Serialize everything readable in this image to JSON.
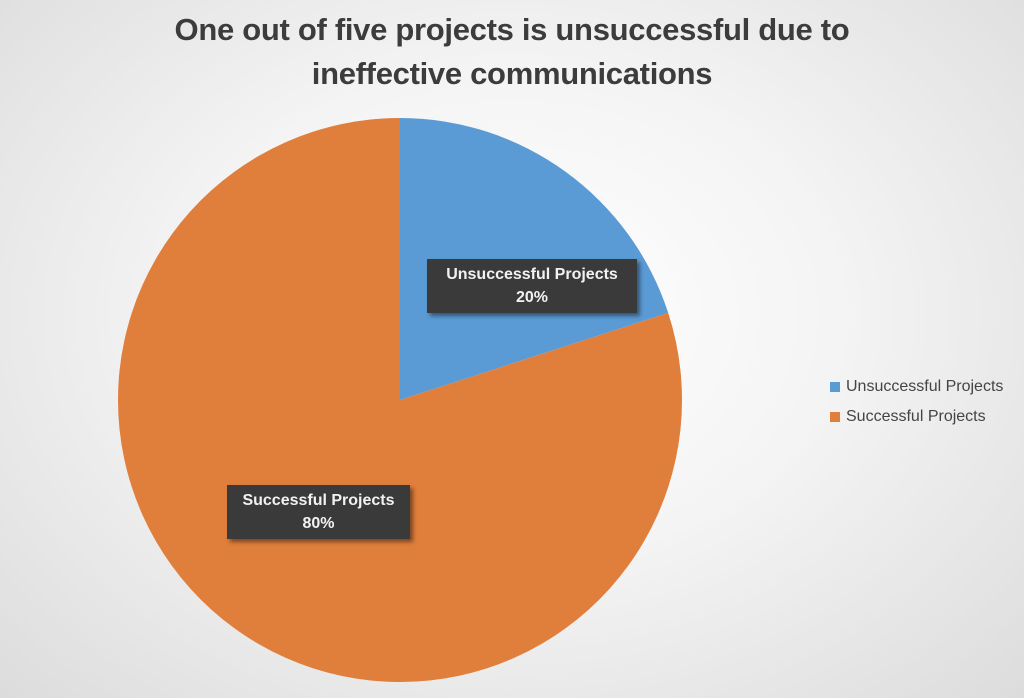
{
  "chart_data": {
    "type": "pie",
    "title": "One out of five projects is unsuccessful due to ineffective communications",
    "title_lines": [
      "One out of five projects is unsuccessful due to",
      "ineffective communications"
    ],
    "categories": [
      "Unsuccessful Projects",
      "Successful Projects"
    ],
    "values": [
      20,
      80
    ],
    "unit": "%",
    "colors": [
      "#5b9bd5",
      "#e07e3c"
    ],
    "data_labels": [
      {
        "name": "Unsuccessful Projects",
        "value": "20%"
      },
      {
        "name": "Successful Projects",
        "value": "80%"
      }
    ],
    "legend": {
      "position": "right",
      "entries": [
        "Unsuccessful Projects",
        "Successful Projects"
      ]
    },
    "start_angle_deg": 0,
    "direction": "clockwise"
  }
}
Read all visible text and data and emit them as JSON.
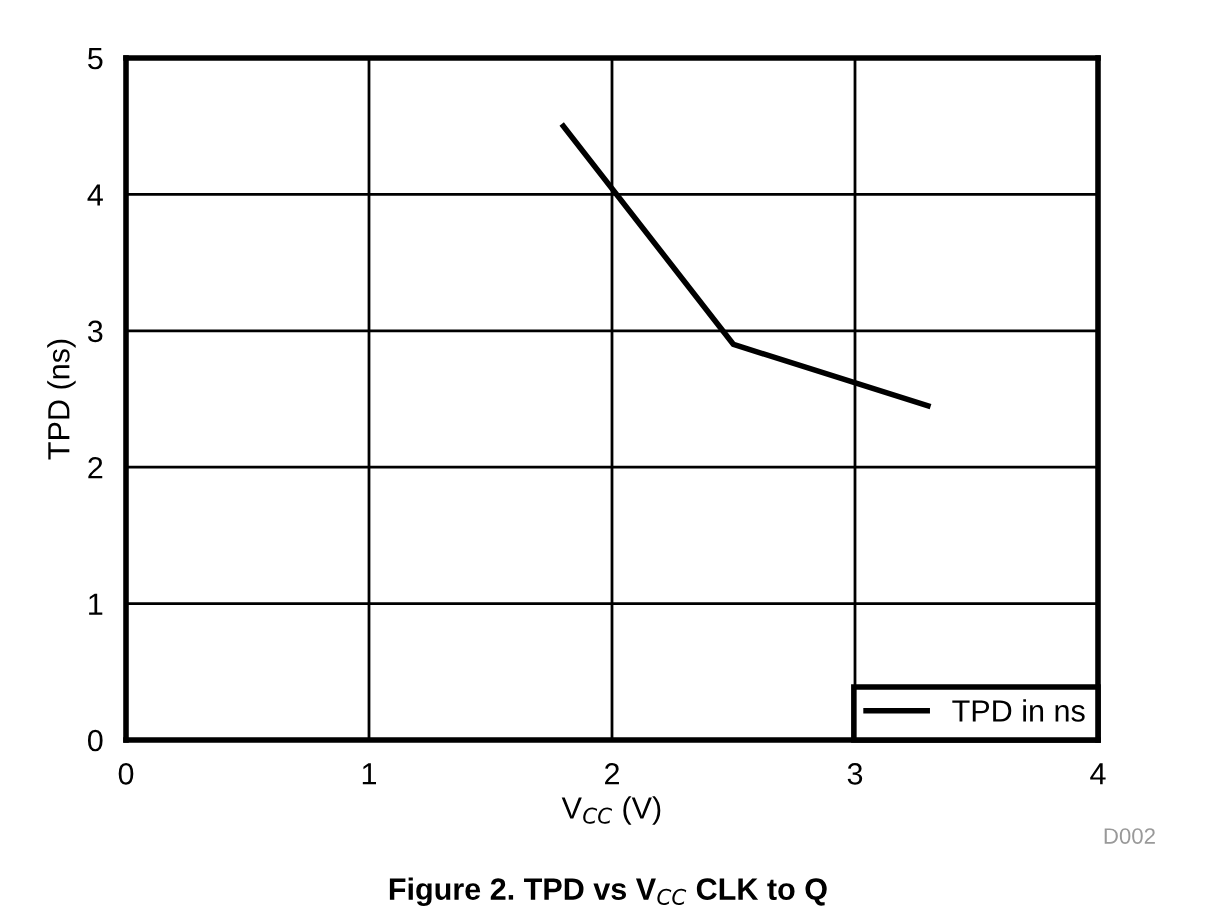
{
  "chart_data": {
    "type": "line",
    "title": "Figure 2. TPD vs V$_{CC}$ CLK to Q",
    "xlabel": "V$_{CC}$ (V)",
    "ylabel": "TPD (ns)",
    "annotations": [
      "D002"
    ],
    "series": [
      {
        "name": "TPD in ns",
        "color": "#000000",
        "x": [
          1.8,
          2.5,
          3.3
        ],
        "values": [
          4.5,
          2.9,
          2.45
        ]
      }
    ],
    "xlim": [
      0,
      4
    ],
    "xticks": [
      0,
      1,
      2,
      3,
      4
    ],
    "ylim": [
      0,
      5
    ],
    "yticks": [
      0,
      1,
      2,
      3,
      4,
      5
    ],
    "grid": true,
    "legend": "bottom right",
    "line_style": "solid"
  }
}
══════
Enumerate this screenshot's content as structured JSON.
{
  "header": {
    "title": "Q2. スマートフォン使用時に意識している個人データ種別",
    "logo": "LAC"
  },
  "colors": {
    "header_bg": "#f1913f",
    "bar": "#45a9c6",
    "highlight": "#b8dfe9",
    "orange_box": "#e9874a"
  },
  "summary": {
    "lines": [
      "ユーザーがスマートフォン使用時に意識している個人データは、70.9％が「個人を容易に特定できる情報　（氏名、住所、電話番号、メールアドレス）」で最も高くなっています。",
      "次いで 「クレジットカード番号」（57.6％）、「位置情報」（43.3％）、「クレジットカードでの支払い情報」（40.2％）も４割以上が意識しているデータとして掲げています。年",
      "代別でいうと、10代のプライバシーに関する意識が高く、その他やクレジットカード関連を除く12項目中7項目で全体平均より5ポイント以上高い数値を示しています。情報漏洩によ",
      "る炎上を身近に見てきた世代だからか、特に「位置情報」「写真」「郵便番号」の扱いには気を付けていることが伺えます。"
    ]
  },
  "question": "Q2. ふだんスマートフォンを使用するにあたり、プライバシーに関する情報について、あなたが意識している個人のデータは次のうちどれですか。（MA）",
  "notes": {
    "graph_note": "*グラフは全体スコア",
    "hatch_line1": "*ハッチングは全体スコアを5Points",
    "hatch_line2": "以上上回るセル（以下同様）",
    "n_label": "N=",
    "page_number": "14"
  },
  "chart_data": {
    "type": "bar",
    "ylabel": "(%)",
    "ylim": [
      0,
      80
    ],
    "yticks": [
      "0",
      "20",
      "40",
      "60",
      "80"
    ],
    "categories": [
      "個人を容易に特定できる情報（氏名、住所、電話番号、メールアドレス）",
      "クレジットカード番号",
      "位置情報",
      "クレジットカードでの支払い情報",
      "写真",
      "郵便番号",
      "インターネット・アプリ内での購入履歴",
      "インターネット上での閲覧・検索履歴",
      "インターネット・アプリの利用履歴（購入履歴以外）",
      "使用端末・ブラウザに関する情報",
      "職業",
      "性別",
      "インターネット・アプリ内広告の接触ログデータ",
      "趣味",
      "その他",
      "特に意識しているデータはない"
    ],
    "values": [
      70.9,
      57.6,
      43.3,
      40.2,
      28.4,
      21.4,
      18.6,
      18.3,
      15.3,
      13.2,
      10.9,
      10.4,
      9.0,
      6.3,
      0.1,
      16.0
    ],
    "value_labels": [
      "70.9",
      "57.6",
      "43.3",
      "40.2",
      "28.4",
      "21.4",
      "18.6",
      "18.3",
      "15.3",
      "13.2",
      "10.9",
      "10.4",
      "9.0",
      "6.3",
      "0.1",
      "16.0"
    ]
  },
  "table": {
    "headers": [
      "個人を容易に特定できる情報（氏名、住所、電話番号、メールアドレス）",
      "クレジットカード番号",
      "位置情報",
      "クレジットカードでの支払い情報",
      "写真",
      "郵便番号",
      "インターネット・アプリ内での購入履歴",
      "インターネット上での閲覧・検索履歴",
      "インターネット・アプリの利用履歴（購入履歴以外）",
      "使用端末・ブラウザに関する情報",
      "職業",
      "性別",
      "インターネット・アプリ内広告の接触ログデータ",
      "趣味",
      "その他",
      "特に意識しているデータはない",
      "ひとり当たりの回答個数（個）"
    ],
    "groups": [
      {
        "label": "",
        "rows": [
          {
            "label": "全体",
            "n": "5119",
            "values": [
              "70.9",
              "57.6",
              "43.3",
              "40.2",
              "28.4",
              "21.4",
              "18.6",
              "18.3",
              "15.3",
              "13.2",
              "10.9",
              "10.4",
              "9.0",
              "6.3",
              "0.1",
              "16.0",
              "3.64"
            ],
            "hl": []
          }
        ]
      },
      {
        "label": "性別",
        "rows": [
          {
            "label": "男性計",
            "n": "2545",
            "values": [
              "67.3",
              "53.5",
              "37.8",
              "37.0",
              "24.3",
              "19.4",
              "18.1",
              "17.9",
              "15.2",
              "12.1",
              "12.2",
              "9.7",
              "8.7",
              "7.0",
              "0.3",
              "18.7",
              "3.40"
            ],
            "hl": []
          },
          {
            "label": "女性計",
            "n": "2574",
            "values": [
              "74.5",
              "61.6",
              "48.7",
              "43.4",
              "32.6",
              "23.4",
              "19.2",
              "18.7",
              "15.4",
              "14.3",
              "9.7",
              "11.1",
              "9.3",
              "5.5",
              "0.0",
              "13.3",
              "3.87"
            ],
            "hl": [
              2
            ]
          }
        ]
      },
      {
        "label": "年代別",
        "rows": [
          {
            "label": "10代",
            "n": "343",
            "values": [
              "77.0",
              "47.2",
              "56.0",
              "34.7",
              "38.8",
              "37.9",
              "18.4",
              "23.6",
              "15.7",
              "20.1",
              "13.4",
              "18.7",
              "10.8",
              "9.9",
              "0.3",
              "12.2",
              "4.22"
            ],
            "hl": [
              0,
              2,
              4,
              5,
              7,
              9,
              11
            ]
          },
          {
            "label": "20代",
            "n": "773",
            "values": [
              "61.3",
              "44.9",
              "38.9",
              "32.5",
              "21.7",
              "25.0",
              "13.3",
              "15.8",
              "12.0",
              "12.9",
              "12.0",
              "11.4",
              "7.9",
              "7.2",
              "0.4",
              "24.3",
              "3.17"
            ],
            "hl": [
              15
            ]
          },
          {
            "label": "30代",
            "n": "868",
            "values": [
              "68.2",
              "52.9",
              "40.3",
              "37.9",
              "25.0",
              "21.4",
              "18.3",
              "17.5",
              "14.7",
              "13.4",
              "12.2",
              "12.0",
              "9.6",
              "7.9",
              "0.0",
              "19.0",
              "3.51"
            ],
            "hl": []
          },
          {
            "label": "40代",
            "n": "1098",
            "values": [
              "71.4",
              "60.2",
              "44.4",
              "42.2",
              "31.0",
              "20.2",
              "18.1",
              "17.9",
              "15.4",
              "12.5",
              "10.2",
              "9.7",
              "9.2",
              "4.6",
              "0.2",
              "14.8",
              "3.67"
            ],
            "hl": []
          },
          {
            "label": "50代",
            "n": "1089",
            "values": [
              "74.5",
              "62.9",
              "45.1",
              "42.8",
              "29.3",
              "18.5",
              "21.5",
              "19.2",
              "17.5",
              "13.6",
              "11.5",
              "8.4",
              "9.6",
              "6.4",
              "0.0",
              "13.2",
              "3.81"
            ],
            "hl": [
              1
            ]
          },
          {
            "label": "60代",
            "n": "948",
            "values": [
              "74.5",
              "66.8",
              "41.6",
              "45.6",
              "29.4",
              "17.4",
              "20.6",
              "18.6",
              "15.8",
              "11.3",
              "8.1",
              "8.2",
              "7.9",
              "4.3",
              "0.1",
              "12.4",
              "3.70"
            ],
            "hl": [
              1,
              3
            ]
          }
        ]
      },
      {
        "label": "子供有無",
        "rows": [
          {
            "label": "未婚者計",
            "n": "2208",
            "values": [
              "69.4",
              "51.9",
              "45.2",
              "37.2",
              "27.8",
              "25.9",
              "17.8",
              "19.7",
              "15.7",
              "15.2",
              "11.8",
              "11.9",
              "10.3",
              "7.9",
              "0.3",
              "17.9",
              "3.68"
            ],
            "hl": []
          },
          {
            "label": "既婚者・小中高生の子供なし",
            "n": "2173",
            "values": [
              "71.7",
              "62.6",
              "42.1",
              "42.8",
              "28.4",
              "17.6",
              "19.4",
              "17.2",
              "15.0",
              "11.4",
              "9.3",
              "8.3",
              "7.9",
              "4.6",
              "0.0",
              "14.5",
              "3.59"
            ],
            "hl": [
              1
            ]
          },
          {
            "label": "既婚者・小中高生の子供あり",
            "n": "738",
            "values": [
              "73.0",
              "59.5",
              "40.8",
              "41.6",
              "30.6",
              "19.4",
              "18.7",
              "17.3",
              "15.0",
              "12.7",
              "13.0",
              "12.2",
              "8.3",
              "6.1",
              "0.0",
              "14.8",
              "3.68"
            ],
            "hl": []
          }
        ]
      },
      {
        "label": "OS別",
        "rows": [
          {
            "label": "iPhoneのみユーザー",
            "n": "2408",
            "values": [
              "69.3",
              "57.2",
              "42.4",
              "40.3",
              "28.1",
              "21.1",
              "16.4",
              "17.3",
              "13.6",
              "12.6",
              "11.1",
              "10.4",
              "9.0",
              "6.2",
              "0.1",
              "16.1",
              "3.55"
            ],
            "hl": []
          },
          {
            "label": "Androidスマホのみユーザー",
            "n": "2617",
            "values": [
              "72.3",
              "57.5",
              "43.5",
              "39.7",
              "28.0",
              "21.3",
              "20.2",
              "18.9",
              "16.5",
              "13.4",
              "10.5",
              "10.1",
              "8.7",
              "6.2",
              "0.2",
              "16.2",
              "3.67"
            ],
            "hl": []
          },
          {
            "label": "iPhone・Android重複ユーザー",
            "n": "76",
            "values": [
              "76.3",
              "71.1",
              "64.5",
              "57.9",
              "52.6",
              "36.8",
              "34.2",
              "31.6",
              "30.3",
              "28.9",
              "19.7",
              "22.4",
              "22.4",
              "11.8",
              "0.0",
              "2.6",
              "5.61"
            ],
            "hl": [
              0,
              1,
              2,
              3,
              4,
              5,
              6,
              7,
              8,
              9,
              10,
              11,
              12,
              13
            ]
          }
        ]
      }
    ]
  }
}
══════
§ WHAT YOU ARE ASKED TO DO: Scan the material line by line and report each one that contains "this".

§ RESULT OF THE EXERCISE:
Serialize everything readable in this image to JSON.
Enumerate this screenshot's content as structured JSON.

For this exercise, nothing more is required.